# Data supplied:
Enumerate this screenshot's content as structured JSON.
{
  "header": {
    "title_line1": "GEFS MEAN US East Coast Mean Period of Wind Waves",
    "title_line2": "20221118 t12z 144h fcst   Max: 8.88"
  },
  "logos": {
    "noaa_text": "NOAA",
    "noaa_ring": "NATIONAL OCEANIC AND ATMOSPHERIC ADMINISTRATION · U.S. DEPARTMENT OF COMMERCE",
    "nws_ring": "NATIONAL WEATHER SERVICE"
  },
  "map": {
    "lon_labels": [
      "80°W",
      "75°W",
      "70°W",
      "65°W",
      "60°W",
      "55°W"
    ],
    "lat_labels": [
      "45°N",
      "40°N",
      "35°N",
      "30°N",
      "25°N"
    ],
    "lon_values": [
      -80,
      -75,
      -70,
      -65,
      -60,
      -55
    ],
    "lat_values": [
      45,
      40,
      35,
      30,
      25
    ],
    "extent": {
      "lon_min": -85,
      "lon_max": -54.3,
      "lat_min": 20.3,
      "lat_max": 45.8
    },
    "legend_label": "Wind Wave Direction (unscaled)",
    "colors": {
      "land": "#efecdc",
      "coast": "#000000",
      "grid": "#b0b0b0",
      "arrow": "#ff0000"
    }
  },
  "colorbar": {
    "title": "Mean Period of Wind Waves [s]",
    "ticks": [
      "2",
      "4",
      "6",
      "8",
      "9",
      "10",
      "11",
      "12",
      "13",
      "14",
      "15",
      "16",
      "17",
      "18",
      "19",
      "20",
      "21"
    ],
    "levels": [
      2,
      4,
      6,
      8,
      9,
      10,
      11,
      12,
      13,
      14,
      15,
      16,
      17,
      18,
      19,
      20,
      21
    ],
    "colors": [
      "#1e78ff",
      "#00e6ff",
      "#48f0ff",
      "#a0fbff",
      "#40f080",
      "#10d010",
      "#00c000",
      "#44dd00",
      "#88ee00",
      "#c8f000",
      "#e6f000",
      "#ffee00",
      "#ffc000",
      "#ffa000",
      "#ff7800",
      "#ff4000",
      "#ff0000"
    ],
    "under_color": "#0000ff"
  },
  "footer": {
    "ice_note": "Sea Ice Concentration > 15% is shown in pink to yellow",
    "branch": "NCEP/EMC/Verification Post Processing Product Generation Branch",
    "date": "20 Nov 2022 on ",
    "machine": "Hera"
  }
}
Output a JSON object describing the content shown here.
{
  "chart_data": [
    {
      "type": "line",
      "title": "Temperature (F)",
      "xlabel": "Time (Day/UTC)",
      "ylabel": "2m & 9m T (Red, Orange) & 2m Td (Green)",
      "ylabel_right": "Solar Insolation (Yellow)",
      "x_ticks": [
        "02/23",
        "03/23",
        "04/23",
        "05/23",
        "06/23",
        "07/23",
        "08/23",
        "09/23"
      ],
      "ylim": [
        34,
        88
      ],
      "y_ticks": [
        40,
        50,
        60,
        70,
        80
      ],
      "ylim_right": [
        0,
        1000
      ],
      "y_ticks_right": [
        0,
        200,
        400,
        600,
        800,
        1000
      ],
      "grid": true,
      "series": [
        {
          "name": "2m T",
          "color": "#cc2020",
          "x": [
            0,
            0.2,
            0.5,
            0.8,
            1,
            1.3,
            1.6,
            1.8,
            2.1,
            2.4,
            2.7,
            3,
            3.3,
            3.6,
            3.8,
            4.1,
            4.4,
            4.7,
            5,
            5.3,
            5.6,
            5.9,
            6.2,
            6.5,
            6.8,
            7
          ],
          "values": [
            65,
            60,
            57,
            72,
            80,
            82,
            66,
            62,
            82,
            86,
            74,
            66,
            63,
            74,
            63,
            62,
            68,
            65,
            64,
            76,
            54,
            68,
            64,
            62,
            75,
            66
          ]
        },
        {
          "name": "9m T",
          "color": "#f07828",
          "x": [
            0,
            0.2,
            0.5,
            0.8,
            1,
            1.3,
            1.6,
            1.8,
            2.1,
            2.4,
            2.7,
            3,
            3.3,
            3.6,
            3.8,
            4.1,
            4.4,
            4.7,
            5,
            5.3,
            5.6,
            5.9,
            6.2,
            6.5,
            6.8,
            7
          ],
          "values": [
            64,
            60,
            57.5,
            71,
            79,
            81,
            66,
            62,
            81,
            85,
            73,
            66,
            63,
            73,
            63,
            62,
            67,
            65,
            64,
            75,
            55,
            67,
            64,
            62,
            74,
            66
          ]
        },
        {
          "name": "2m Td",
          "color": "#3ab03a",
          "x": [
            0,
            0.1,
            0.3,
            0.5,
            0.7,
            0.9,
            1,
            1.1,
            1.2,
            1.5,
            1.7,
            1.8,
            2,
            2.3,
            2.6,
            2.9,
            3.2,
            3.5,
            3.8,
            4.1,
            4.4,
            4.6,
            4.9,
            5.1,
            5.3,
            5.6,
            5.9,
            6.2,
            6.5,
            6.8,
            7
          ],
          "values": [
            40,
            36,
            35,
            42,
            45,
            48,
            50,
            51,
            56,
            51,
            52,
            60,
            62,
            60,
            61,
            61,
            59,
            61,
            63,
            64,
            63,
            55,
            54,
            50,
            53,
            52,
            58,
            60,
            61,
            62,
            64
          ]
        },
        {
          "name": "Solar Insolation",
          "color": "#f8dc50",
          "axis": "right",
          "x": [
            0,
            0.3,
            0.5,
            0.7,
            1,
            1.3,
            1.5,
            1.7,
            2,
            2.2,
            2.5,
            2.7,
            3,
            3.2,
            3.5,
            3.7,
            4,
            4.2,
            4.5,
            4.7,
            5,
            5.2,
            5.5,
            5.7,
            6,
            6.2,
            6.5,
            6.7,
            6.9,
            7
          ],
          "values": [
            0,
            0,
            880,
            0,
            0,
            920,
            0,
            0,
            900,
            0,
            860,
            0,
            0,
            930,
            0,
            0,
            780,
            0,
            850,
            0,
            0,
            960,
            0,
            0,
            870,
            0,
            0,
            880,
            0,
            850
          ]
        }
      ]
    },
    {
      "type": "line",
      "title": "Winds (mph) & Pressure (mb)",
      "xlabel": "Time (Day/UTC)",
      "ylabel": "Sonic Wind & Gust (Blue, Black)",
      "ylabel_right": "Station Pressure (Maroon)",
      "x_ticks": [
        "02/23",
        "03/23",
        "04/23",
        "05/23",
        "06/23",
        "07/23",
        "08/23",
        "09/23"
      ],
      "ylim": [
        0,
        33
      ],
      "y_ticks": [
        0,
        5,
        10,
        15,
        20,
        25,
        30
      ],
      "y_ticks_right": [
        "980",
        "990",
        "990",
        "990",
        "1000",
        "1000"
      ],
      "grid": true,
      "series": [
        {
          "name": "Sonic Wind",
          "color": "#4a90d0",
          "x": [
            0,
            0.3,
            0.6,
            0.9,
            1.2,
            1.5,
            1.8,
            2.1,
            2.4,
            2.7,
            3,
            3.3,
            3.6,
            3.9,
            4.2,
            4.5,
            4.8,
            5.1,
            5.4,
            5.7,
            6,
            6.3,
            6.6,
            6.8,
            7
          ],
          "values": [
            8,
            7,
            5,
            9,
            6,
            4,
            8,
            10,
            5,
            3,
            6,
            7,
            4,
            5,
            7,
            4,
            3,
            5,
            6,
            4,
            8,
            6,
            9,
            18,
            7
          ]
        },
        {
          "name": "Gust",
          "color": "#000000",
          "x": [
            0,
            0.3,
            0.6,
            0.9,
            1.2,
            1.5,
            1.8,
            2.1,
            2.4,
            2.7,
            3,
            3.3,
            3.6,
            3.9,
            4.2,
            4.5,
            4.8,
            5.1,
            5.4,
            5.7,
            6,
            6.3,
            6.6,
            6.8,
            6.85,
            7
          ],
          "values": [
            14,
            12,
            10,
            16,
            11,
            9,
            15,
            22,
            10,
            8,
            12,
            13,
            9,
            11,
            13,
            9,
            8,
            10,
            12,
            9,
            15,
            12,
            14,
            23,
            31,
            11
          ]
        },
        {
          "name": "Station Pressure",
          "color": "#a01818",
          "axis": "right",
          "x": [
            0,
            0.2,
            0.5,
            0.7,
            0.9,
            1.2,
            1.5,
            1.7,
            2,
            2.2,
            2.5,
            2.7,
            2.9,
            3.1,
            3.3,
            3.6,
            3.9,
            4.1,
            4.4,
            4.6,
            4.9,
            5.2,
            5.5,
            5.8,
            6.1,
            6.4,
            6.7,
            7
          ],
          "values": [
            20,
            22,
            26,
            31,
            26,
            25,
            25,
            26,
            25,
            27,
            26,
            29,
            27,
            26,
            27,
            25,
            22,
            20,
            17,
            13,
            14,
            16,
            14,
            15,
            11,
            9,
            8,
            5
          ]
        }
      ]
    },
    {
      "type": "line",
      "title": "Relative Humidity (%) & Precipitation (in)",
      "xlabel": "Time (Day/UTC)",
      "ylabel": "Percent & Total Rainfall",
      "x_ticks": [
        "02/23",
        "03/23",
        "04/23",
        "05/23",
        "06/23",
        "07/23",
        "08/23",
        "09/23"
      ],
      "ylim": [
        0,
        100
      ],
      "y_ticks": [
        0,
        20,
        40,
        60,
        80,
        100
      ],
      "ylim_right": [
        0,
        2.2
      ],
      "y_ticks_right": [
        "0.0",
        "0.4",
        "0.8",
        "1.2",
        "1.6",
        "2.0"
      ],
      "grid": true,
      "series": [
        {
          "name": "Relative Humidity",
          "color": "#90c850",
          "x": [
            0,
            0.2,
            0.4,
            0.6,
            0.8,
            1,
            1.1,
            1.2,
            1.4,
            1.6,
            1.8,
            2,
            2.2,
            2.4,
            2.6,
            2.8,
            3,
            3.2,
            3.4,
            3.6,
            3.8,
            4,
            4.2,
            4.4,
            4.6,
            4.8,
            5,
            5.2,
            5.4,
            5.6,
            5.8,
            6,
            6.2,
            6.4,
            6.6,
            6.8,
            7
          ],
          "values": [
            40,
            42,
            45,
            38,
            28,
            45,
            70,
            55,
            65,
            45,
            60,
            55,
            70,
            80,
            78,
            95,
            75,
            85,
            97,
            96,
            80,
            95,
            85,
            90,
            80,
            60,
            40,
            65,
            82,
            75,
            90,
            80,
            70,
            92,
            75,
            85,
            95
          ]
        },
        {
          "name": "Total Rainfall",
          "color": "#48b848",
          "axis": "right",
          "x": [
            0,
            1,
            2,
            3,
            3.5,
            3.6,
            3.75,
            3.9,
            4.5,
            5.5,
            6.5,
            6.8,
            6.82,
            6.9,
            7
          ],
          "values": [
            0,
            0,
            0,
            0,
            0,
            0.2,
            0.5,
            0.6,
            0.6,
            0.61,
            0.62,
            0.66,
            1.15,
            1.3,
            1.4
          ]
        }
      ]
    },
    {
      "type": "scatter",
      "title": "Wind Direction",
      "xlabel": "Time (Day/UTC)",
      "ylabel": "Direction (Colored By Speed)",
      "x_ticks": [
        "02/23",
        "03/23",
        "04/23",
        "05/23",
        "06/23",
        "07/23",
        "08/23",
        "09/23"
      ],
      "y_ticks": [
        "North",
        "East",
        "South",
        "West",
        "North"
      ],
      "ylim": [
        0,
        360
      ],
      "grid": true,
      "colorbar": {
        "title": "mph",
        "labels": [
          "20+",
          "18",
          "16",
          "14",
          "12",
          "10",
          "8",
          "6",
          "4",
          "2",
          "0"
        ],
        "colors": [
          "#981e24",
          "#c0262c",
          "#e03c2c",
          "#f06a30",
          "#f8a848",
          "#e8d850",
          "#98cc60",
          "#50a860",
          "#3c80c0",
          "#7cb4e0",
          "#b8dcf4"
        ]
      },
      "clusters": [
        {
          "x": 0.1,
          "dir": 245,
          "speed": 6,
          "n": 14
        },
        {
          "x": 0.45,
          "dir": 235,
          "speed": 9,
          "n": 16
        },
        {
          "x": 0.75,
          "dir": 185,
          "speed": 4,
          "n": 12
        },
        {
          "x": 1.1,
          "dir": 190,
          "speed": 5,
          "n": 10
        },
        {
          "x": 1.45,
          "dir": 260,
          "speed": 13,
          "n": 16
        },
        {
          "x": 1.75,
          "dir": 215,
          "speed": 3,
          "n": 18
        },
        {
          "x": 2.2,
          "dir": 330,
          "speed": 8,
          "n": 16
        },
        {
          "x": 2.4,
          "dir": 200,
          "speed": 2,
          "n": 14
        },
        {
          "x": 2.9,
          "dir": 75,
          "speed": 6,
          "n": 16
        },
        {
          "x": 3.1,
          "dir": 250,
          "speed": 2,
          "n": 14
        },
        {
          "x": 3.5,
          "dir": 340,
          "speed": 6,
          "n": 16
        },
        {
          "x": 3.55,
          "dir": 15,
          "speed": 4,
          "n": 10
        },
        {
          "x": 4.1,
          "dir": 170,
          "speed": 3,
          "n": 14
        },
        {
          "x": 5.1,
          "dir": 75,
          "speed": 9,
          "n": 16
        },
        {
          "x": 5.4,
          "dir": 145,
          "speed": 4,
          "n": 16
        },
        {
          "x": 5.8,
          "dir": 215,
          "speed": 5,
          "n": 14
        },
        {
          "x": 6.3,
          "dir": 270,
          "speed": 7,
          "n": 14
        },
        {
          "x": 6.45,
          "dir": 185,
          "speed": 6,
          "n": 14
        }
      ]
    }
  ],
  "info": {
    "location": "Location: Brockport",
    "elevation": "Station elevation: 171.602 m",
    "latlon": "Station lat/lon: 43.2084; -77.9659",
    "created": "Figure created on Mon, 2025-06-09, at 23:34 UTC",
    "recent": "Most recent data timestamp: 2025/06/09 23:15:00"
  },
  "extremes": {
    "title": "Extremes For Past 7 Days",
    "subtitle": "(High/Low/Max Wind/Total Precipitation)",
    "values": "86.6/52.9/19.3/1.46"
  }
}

# What is asked:
Find the word "name" in the data and show each line that holds it.

# Output of the exercise:
          "name": "2m T",
          "name": "9m T",
          "name": "2m Td",
          "name": "Solar Insolation",
          "name": "Sonic Wind",
          "name": "Gust",
          "name": "Station Pressure",
          "name": "Relative Humidity",
          "name": "Total Rainfall",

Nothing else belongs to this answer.